Using the data below, gather each line that includes the word "image".

________________________________________

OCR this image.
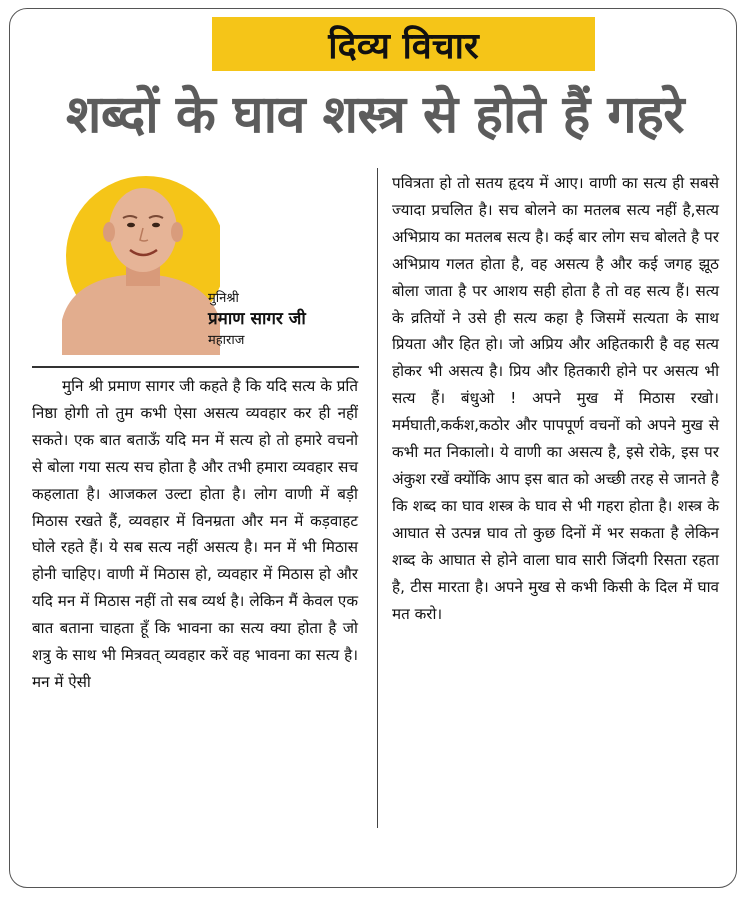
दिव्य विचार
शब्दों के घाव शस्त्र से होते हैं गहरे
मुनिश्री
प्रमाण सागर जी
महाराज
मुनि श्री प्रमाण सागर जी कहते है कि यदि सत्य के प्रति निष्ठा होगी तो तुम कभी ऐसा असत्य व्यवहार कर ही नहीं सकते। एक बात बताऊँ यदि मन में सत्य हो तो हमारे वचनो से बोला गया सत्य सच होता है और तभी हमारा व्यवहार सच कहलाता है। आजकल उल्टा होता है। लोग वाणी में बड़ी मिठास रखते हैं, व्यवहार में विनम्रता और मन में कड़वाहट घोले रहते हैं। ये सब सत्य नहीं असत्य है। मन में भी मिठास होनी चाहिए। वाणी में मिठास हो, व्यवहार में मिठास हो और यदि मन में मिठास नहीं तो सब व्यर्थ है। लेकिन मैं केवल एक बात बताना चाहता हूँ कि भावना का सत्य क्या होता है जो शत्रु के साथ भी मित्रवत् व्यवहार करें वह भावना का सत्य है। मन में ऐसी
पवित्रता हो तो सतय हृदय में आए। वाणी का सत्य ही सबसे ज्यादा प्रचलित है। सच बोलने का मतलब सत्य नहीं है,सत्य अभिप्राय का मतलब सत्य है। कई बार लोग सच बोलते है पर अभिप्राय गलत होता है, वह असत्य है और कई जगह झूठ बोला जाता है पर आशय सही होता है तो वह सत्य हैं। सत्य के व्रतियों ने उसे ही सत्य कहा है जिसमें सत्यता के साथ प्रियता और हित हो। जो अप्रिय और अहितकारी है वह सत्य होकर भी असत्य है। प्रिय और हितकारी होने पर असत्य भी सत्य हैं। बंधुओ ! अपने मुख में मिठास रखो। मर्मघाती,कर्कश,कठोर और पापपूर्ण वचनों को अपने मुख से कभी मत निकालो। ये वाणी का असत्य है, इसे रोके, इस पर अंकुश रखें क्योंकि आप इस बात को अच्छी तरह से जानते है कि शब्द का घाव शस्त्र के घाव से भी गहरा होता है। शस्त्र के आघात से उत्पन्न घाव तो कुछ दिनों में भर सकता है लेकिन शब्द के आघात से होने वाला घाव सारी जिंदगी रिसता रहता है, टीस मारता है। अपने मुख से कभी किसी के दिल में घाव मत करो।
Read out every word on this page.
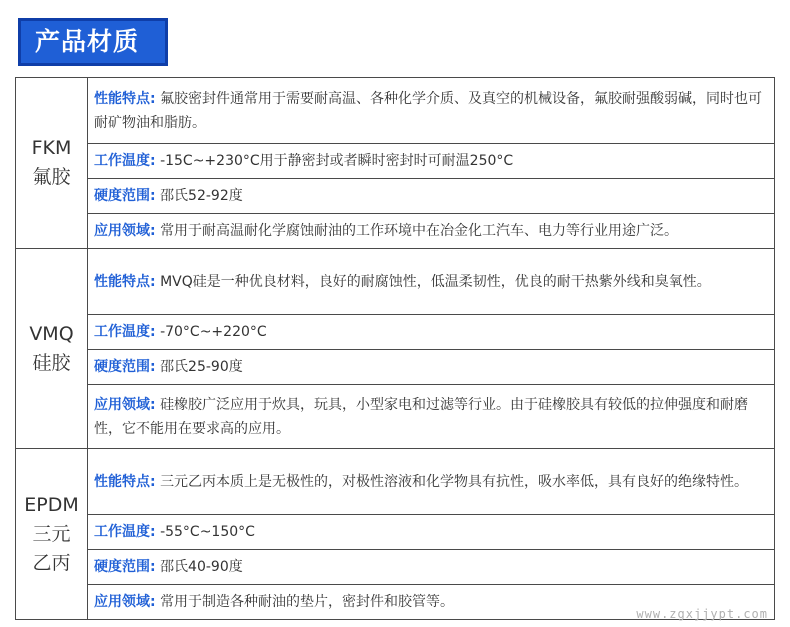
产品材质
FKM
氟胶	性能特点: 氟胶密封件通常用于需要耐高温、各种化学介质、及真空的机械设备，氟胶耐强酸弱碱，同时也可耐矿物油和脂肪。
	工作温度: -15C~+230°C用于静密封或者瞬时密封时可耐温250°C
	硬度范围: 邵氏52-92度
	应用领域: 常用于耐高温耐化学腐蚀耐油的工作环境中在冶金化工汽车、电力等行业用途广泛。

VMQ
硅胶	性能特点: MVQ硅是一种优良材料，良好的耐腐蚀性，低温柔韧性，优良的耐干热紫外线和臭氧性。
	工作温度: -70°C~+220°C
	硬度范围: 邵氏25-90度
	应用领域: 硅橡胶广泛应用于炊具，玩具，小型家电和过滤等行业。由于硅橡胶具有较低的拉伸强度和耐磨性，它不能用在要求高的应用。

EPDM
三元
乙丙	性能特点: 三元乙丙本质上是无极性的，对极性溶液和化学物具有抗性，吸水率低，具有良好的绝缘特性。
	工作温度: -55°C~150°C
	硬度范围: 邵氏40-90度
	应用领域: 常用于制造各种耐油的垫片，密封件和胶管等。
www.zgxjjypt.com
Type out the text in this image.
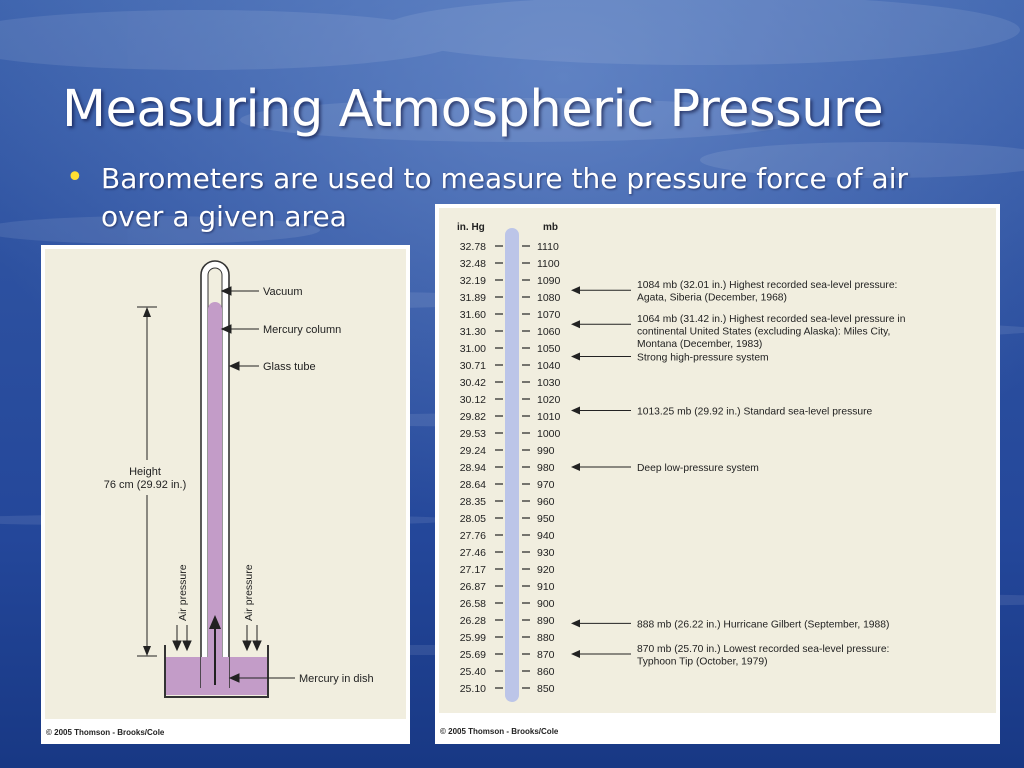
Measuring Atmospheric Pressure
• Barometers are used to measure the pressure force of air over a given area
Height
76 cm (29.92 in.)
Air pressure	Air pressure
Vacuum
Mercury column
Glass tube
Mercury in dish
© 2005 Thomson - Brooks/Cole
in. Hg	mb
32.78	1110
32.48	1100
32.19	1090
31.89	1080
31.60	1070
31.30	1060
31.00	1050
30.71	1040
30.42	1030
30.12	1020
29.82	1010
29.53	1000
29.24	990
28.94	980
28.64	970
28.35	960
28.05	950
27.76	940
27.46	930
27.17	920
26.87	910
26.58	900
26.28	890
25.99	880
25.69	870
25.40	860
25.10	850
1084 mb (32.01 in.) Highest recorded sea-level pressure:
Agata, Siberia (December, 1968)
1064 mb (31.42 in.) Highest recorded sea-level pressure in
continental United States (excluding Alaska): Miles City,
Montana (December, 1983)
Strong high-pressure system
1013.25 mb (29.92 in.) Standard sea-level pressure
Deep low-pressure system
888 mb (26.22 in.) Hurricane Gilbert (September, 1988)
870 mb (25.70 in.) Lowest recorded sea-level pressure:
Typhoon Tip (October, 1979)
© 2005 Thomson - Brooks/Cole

________________________________________

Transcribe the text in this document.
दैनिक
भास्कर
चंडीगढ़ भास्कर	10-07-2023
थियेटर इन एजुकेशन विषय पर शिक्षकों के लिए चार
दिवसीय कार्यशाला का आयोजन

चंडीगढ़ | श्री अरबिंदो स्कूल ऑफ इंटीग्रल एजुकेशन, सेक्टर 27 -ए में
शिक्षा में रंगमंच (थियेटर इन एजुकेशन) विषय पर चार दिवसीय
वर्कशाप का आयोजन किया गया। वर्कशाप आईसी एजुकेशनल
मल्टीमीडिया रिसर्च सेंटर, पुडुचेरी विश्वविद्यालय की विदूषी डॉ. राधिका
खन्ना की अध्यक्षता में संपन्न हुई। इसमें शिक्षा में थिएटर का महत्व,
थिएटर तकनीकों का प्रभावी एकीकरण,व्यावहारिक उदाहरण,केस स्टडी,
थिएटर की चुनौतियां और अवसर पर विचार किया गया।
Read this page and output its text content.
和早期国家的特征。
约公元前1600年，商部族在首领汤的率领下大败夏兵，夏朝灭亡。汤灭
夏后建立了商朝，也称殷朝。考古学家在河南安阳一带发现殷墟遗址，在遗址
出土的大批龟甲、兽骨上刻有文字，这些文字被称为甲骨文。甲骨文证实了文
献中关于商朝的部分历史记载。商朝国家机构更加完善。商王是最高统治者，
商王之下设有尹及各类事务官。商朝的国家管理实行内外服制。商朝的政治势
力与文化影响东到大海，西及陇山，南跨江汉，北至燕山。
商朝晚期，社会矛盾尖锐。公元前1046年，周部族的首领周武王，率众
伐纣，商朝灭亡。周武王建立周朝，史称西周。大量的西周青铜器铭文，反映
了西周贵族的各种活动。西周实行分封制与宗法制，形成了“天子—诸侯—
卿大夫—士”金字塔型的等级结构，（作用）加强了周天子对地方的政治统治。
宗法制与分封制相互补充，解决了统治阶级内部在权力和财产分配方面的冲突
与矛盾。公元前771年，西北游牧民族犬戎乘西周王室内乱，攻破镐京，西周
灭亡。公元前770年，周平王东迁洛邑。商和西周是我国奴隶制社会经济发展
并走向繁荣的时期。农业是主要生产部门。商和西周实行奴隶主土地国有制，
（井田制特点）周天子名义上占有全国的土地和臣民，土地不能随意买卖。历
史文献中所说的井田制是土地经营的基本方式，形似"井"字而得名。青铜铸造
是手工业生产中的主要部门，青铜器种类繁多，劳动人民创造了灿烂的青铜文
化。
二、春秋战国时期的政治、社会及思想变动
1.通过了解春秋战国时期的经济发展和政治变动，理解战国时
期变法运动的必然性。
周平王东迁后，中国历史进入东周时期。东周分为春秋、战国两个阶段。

________________________________________

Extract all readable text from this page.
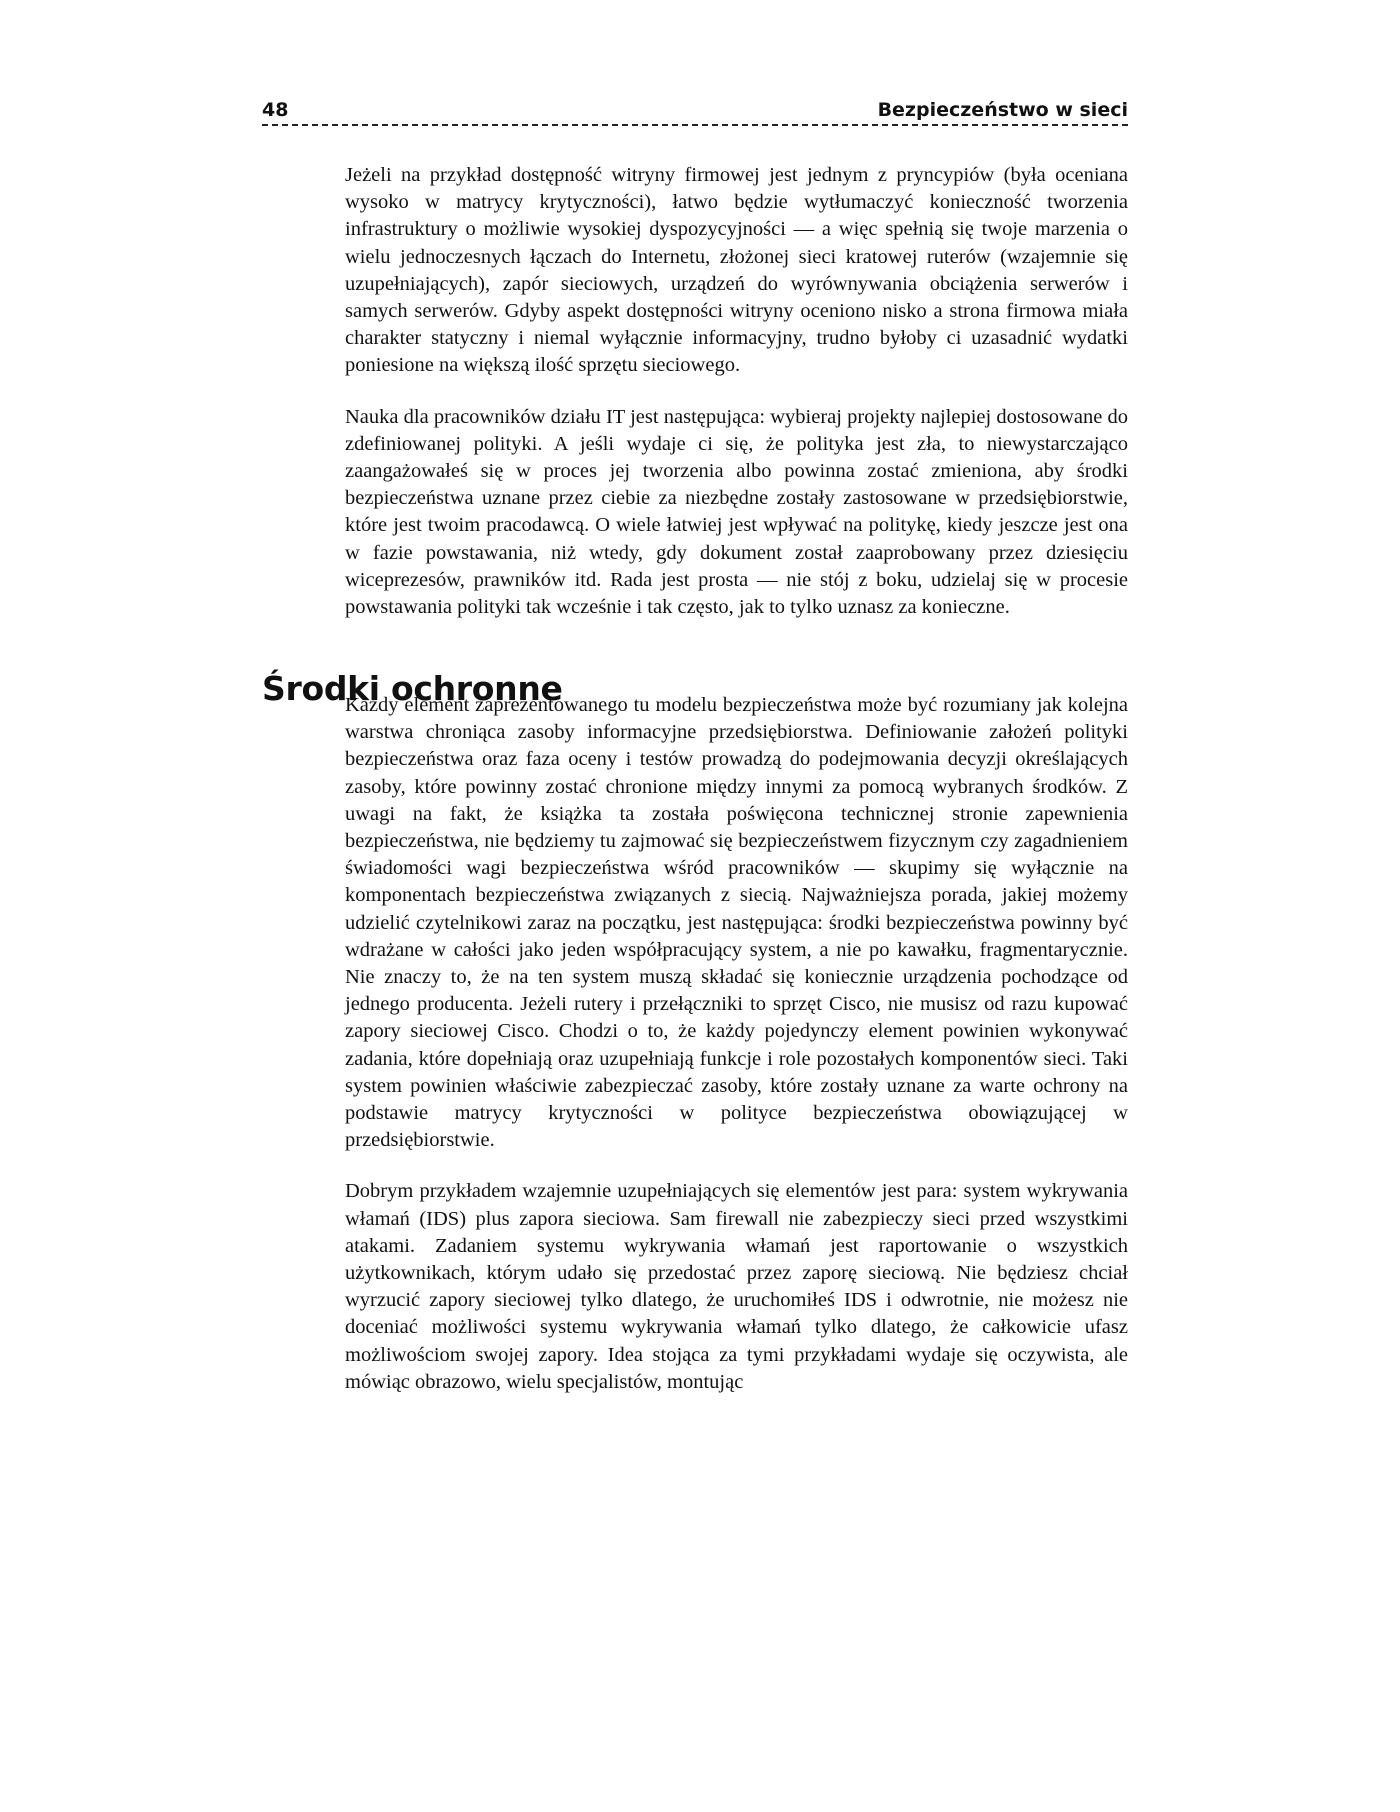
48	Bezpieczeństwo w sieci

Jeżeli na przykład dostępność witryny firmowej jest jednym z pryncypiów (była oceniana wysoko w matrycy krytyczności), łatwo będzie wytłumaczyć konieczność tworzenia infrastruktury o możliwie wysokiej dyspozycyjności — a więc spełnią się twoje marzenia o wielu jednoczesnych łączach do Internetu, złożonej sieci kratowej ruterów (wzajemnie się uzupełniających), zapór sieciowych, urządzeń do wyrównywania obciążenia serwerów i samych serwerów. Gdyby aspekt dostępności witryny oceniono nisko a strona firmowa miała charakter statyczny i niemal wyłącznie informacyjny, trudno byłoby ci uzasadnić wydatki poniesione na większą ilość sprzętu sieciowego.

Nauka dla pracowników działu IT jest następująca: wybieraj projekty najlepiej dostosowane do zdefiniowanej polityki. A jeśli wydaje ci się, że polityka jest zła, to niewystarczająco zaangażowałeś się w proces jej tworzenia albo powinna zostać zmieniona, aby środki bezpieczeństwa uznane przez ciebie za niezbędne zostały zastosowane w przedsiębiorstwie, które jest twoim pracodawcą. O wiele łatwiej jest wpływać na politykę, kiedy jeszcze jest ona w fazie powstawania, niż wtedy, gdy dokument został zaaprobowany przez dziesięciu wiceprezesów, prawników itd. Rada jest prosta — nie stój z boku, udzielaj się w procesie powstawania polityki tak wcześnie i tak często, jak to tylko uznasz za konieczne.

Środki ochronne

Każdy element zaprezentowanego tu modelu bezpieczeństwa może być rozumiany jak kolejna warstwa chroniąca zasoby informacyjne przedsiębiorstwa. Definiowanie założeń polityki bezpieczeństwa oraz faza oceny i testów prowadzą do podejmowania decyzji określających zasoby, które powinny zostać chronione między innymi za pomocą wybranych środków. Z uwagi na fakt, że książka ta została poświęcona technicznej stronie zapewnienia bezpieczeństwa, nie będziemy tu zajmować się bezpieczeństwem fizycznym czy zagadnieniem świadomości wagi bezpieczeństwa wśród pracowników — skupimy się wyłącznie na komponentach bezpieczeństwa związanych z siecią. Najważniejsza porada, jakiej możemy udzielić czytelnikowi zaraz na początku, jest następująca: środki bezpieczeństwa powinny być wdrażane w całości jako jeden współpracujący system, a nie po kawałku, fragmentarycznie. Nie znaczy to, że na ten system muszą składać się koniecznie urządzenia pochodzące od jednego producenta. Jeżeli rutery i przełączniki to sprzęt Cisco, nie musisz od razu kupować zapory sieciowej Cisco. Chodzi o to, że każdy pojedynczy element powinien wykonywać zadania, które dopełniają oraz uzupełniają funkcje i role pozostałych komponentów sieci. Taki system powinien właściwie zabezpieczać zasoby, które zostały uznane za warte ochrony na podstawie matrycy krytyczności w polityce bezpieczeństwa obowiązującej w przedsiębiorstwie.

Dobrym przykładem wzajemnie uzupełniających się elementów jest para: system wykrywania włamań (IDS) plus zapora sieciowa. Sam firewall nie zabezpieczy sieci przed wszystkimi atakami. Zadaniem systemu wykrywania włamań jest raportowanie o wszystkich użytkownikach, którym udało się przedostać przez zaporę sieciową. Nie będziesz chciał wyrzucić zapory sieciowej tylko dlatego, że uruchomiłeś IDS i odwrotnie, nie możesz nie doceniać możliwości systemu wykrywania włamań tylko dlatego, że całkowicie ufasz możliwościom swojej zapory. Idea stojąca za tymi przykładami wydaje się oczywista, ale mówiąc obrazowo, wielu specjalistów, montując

________________________________________

> [Written response]:
OCR this image.
Type out the text in this image.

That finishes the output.